AIM OF THE TASK: Extract each of the rows below and reproduce every one verbatim, with no changes.

### RECORDS SHOWN ###

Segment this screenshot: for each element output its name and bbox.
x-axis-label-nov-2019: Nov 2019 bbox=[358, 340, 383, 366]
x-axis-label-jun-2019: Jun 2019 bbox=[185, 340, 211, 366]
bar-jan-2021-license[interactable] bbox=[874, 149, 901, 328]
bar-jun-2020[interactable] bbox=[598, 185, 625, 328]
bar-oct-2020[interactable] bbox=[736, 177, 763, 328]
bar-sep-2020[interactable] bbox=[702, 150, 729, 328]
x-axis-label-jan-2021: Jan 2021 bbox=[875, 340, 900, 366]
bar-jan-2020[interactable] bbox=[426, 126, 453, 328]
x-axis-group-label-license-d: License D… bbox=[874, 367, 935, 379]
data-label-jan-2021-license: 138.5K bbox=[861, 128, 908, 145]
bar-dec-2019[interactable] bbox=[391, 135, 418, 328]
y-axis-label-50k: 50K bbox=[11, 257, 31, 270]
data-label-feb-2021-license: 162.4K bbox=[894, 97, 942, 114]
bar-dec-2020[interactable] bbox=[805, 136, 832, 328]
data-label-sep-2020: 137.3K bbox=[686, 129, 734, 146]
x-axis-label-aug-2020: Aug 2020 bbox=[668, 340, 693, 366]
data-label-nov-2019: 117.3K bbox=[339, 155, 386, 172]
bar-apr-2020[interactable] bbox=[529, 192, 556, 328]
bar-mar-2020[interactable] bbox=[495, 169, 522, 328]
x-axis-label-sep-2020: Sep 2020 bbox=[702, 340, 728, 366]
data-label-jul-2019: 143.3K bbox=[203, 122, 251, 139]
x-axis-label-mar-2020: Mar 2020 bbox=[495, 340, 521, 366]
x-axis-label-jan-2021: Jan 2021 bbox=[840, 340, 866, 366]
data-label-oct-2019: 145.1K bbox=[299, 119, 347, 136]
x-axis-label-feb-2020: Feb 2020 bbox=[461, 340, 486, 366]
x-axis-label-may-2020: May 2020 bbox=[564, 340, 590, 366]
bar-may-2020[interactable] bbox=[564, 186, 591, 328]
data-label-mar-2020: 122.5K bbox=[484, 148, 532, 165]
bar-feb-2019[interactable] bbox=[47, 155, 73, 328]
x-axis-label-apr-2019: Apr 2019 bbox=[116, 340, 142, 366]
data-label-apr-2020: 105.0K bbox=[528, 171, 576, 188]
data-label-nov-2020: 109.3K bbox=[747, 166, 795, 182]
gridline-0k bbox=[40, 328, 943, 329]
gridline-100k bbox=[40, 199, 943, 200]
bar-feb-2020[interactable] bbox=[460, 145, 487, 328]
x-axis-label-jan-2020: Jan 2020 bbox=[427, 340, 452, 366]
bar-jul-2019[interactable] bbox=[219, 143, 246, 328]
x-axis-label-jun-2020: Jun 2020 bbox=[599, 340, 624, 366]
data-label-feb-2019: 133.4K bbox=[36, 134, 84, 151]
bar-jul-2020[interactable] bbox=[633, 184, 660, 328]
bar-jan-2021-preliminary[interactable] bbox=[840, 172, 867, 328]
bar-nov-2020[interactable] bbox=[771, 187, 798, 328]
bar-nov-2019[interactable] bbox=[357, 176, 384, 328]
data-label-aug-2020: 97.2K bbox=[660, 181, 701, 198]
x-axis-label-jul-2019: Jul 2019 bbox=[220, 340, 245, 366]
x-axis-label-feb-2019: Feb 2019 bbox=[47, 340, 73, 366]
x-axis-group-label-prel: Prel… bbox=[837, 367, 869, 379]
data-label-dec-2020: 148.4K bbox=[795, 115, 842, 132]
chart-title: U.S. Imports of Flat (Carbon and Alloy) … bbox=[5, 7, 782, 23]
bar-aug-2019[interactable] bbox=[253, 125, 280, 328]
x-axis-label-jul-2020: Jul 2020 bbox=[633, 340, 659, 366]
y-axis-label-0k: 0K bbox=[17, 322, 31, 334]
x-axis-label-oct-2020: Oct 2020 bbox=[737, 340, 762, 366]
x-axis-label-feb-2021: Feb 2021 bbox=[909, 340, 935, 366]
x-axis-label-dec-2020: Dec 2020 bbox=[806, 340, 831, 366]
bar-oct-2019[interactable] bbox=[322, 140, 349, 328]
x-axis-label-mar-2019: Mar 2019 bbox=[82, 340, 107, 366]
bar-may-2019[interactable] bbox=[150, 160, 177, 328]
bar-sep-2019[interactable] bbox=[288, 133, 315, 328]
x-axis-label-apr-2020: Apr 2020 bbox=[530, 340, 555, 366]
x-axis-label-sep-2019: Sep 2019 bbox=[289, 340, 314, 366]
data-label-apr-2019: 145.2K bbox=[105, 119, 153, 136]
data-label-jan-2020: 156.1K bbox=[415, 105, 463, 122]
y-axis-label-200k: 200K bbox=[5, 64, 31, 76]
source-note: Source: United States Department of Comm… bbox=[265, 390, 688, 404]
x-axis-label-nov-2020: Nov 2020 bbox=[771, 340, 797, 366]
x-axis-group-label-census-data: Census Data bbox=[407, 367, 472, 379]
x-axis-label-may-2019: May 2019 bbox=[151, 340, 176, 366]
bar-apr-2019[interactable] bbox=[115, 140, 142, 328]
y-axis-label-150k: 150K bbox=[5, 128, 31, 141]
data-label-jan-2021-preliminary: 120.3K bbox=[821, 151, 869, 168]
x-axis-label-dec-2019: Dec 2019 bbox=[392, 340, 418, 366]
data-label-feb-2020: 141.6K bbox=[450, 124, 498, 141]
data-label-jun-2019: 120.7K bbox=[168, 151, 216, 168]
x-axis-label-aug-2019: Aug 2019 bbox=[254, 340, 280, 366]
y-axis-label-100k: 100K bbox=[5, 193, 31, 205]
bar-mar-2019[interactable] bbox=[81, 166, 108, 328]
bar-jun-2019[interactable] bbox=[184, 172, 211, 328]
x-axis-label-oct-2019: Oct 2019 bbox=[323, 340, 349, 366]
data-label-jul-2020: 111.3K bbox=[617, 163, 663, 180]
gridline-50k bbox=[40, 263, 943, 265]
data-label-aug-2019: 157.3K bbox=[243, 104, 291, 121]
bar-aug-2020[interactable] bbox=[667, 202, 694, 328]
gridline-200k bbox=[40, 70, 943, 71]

###

RESULT:
Segment this screenshot: for each element output its name and bbox.
x-axis-label-nov-2019: Nov 2019 bbox=[358, 340, 383, 366]
x-axis-label-jun-2019: Jun 2019 bbox=[185, 340, 211, 366]
bar-jan-2021-license[interactable] bbox=[874, 149, 901, 328]
bar-jun-2020[interactable] bbox=[598, 185, 625, 328]
bar-oct-2020[interactable] bbox=[736, 177, 763, 328]
bar-sep-2020[interactable] bbox=[702, 150, 729, 328]
x-axis-label-jan-2021: Jan 2021 bbox=[875, 340, 900, 366]
bar-jan-2020[interactable] bbox=[426, 126, 453, 328]
x-axis-group-label-license-d: License D… bbox=[874, 367, 935, 379]
data-label-jan-2021-license: 138.5K bbox=[861, 128, 908, 145]
bar-dec-2019[interactable] bbox=[391, 135, 418, 328]
y-axis-label-50k: 50K bbox=[11, 257, 31, 270]
data-label-feb-2021-license: 162.4K bbox=[894, 97, 942, 114]
bar-dec-2020[interactable] bbox=[805, 136, 832, 328]
data-label-sep-2020: 137.3K bbox=[686, 129, 734, 146]
x-axis-label-aug-2020: Aug 2020 bbox=[668, 340, 693, 366]
data-label-nov-2019: 117.3K bbox=[339, 155, 386, 172]
bar-apr-2020[interactable] bbox=[529, 192, 556, 328]
bar-mar-2020[interactable] bbox=[495, 169, 522, 328]
x-axis-label-sep-2020: Sep 2020 bbox=[702, 340, 728, 366]
data-label-jul-2019: 143.3K bbox=[203, 122, 251, 139]
x-axis-label-mar-2020: Mar 2020 bbox=[495, 340, 521, 366]
x-axis-label-jan-2021: Jan 2021 bbox=[840, 340, 866, 366]
data-label-oct-2019: 145.1K bbox=[299, 119, 347, 136]
x-axis-label-feb-2020: Feb 2020 bbox=[461, 340, 486, 366]
x-axis-label-may-2020: May 2020 bbox=[564, 340, 590, 366]
bar-may-2020[interactable] bbox=[564, 186, 591, 328]
data-label-mar-2020: 122.5K bbox=[484, 148, 532, 165]
bar-feb-2019[interactable] bbox=[47, 155, 73, 328]
x-axis-label-apr-2019: Apr 2019 bbox=[116, 340, 142, 366]
data-label-apr-2020: 105.0K bbox=[528, 171, 576, 188]
data-label-nov-2020: 109.3K bbox=[747, 166, 795, 182]
gridline-0k bbox=[40, 328, 943, 329]
gridline-100k bbox=[40, 199, 943, 200]
bar-feb-2020[interactable] bbox=[460, 145, 487, 328]
x-axis-label-jan-2020: Jan 2020 bbox=[427, 340, 452, 366]
bar-jul-2019[interactable] bbox=[219, 143, 246, 328]
x-axis-label-jun-2020: Jun 2020 bbox=[599, 340, 624, 366]
data-label-feb-2019: 133.4K bbox=[36, 134, 84, 151]
bar-jul-2020[interactable] bbox=[633, 184, 660, 328]
bar-jan-2021-preliminary[interactable] bbox=[840, 172, 867, 328]
bar-nov-2020[interactable] bbox=[771, 187, 798, 328]
bar-nov-2019[interactable] bbox=[357, 176, 384, 328]
data-label-aug-2020: 97.2K bbox=[660, 181, 701, 198]
x-axis-label-jul-2019: Jul 2019 bbox=[220, 340, 245, 366]
x-axis-label-feb-2019: Feb 2019 bbox=[47, 340, 73, 366]
x-axis-group-label-prel: Prel… bbox=[837, 367, 869, 379]
data-label-dec-2020: 148.4K bbox=[795, 115, 842, 132]
chart-title: U.S. Imports of Flat (Carbon and Alloy) … bbox=[5, 7, 782, 23]
bar-aug-2019[interactable] bbox=[253, 125, 280, 328]
x-axis-label-jul-2020: Jul 2020 bbox=[633, 340, 659, 366]
y-axis-label-0k: 0K bbox=[17, 322, 31, 334]
x-axis-label-oct-2020: Oct 2020 bbox=[737, 340, 762, 366]
x-axis-label-feb-2021: Feb 2021 bbox=[909, 340, 935, 366]
x-axis-label-dec-2020: Dec 2020 bbox=[806, 340, 831, 366]
bar-oct-2019[interactable] bbox=[322, 140, 349, 328]
x-axis-label-mar-2019: Mar 2019 bbox=[82, 340, 107, 366]
bar-may-2019[interactable] bbox=[150, 160, 177, 328]
bar-sep-2019[interactable] bbox=[288, 133, 315, 328]
x-axis-label-apr-2020: Apr 2020 bbox=[530, 340, 555, 366]
x-axis-label-sep-2019: Sep 2019 bbox=[289, 340, 314, 366]
data-label-apr-2019: 145.2K bbox=[105, 119, 153, 136]
data-label-jan-2020: 156.1K bbox=[415, 105, 463, 122]
y-axis-label-200k: 200K bbox=[5, 64, 31, 76]
source-note: Source: United States Department of Comm… bbox=[265, 390, 688, 404]
x-axis-label-nov-2020: Nov 2020 bbox=[771, 340, 797, 366]
x-axis-group-label-census-data: Census Data bbox=[407, 367, 472, 379]
x-axis-label-may-2019: May 2019 bbox=[151, 340, 176, 366]
bar-apr-2019[interactable] bbox=[115, 140, 142, 328]
y-axis-label-150k: 150K bbox=[5, 128, 31, 141]
data-label-jan-2021-preliminary: 120.3K bbox=[821, 151, 869, 168]
x-axis-label-dec-2019: Dec 2019 bbox=[392, 340, 418, 366]
data-label-feb-2020: 141.6K bbox=[450, 124, 498, 141]
data-label-jun-2019: 120.7K bbox=[168, 151, 216, 168]
x-axis-label-aug-2019: Aug 2019 bbox=[254, 340, 280, 366]
y-axis-label-100k: 100K bbox=[5, 193, 31, 205]
bar-mar-2019[interactable] bbox=[81, 166, 108, 328]
bar-jun-2019[interactable] bbox=[184, 172, 211, 328]
x-axis-label-oct-2019: Oct 2019 bbox=[323, 340, 349, 366]
data-label-jul-2020: 111.3K bbox=[617, 163, 663, 180]
gridline-50k bbox=[40, 263, 943, 265]
data-label-aug-2019: 157.3K bbox=[243, 104, 291, 121]
bar-aug-2020[interactable] bbox=[667, 202, 694, 328]
gridline-200k bbox=[40, 70, 943, 71]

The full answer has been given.